* **WHAT YOU NEED TO DO**
Go through the material below and copy all lines with "Bill".

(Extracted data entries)
________

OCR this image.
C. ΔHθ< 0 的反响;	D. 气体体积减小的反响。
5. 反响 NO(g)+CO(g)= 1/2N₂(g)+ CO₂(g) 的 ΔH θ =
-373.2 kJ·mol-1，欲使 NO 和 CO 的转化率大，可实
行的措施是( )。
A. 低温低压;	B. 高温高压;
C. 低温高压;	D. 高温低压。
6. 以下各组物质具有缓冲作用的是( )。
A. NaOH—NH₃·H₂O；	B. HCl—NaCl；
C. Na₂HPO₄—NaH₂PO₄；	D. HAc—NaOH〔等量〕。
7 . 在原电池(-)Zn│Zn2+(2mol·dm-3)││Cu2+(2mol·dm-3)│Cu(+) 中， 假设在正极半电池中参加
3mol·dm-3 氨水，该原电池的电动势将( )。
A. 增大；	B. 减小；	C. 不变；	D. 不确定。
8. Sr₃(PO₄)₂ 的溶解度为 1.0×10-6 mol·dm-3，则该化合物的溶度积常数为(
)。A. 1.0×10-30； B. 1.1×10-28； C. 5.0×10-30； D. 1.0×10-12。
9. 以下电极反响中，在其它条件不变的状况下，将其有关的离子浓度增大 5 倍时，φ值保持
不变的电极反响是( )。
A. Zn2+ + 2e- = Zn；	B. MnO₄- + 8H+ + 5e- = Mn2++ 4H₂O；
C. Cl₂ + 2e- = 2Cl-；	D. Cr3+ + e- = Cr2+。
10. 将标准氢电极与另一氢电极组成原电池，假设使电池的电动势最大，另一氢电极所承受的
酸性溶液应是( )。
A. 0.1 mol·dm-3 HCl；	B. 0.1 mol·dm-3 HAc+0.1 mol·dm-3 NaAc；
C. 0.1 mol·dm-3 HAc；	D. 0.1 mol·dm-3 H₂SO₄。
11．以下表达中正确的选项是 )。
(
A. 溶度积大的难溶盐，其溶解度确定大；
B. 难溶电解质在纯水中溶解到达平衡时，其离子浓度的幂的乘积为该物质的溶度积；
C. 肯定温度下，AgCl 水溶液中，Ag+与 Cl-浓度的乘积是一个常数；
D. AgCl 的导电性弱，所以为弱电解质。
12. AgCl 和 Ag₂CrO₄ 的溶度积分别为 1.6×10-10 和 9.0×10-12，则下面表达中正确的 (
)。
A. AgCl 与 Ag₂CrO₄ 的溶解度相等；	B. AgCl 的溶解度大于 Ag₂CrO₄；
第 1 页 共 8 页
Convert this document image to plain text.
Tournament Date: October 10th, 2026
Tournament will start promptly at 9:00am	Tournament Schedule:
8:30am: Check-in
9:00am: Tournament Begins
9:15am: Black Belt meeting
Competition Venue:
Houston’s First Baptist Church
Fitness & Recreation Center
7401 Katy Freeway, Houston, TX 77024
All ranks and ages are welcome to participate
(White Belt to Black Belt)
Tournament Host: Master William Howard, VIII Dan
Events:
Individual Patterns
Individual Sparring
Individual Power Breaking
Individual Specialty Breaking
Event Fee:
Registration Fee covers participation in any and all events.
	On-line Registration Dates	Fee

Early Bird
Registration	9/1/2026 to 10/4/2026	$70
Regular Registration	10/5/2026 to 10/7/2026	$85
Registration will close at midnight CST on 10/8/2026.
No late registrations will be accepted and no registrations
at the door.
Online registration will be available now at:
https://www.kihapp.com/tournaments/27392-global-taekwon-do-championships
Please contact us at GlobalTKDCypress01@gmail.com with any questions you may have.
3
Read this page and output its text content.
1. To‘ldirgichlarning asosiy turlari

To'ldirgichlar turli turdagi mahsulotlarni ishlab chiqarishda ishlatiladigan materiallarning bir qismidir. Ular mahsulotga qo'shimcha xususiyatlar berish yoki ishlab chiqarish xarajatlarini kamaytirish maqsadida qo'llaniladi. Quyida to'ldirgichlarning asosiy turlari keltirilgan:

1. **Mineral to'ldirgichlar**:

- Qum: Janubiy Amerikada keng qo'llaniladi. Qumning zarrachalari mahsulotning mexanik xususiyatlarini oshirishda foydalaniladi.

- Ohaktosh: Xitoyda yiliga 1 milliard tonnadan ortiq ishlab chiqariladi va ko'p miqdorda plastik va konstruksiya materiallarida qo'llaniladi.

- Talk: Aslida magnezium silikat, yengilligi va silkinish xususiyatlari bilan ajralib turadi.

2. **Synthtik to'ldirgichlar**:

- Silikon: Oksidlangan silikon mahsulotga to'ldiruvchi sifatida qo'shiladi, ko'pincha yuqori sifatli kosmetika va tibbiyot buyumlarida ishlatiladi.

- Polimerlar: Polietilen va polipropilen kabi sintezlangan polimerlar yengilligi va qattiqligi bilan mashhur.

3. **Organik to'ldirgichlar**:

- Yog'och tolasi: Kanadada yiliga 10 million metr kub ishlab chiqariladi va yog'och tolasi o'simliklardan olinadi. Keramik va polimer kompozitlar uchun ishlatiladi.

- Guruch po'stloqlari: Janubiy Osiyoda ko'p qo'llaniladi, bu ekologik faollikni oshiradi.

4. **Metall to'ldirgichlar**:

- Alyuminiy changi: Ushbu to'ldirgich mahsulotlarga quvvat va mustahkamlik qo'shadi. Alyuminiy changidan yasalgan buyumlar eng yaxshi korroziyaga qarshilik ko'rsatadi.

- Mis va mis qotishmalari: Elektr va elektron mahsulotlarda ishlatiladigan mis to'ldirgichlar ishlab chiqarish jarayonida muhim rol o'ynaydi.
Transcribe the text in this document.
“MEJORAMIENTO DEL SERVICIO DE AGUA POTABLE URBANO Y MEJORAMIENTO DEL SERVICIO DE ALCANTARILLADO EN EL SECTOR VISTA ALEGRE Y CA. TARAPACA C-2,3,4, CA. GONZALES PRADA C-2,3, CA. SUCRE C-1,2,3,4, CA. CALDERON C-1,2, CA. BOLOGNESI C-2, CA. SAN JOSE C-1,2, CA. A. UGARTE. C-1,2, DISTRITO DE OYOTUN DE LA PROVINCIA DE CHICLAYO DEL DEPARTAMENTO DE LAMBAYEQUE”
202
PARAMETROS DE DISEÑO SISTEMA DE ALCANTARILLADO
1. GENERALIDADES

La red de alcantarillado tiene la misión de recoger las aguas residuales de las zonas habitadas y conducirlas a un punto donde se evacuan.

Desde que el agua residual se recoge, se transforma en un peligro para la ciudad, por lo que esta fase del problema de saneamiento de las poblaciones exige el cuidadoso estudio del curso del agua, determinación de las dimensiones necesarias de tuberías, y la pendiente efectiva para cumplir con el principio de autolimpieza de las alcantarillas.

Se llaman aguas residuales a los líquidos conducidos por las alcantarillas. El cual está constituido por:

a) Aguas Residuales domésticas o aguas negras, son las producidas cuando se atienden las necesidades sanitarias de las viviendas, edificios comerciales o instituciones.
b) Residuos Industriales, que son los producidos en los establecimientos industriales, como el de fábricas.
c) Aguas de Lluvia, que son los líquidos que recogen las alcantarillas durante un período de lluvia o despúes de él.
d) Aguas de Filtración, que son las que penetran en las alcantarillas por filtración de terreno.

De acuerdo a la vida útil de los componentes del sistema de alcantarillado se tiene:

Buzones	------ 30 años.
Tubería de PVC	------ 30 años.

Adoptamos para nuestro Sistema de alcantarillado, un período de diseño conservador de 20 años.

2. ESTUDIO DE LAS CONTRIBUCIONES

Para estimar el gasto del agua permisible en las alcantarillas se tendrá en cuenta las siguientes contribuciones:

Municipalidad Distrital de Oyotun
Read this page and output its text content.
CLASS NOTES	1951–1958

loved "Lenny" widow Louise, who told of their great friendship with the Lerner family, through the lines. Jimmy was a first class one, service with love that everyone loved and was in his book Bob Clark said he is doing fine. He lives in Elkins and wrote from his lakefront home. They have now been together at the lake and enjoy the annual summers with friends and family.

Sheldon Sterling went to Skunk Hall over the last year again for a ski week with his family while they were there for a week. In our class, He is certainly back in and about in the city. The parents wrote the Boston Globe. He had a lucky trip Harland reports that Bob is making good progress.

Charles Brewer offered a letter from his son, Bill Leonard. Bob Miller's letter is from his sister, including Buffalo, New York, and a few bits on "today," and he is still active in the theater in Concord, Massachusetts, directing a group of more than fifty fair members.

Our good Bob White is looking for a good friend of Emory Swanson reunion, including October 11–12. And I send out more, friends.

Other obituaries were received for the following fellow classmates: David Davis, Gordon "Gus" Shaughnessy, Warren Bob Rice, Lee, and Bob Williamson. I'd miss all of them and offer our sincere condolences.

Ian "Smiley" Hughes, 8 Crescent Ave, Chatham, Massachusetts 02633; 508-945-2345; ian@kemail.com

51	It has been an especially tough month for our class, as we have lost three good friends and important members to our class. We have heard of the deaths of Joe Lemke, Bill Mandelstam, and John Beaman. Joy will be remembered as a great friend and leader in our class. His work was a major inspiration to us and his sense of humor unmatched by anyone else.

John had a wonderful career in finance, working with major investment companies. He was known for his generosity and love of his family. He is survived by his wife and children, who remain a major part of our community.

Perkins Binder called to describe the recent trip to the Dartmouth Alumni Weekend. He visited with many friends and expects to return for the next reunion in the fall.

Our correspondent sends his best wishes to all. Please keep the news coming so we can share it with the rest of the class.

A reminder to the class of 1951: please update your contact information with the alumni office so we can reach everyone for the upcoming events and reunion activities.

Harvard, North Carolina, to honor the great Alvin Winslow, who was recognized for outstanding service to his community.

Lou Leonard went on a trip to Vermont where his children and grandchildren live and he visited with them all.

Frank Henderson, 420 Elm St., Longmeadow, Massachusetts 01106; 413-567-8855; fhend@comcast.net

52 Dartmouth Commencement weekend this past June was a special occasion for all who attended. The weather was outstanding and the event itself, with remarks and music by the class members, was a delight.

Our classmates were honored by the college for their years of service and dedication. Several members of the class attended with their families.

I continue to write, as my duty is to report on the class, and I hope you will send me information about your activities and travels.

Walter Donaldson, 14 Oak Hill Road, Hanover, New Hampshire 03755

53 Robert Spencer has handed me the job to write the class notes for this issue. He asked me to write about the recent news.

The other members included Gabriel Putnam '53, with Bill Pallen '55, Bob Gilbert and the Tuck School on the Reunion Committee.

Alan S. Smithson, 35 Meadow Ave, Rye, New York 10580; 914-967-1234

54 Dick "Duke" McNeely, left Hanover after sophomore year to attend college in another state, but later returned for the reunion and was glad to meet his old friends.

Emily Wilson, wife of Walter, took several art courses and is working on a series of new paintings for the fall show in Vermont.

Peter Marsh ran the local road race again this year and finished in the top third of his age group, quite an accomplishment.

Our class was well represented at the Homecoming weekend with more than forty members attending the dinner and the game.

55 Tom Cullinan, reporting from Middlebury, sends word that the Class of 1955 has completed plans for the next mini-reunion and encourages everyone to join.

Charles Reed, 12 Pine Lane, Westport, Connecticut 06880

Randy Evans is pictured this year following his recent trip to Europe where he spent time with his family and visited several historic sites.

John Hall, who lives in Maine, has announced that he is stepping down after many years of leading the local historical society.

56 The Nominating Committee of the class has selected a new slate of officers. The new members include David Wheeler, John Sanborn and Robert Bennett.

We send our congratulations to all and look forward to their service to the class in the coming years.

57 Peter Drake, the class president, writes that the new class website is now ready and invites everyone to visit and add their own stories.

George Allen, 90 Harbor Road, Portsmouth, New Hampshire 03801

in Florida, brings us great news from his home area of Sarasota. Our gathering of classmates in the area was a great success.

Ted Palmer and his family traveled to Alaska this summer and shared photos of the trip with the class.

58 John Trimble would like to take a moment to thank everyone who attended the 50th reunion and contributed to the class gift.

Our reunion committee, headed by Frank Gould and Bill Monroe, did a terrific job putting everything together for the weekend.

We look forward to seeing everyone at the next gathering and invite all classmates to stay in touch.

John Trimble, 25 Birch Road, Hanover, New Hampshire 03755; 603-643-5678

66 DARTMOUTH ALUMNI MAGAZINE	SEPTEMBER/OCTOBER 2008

________

* **TASK RESPONSE**
Charles Brewer offered a letter from his son, Bill Leonard. Bob Miller's letter is from his sister, including Buffalo, New York, and a few bits on "today," and he is still active in the theater in Concord, Massachusetts, directing a group of more than fifty fair members.
51	It has been an especially tough month for our class, as we have lost three good friends and important members to our class. We have heard of the deaths of Joe Lemke, Bill Mandelstam, and John Beaman. Joy will be remembered as a great friend and leader in our class. His work was a major inspiration to us and his sense of humor unmatched by anyone else.
The other members included Gabriel Putnam '53, with Bill Pallen '55, Bob Gilbert and the Tuck School on the Reunion Committee.
Our reunion committee, headed by Frank Gould and Bill Monroe, did a terrific job putting everything together for the weekend.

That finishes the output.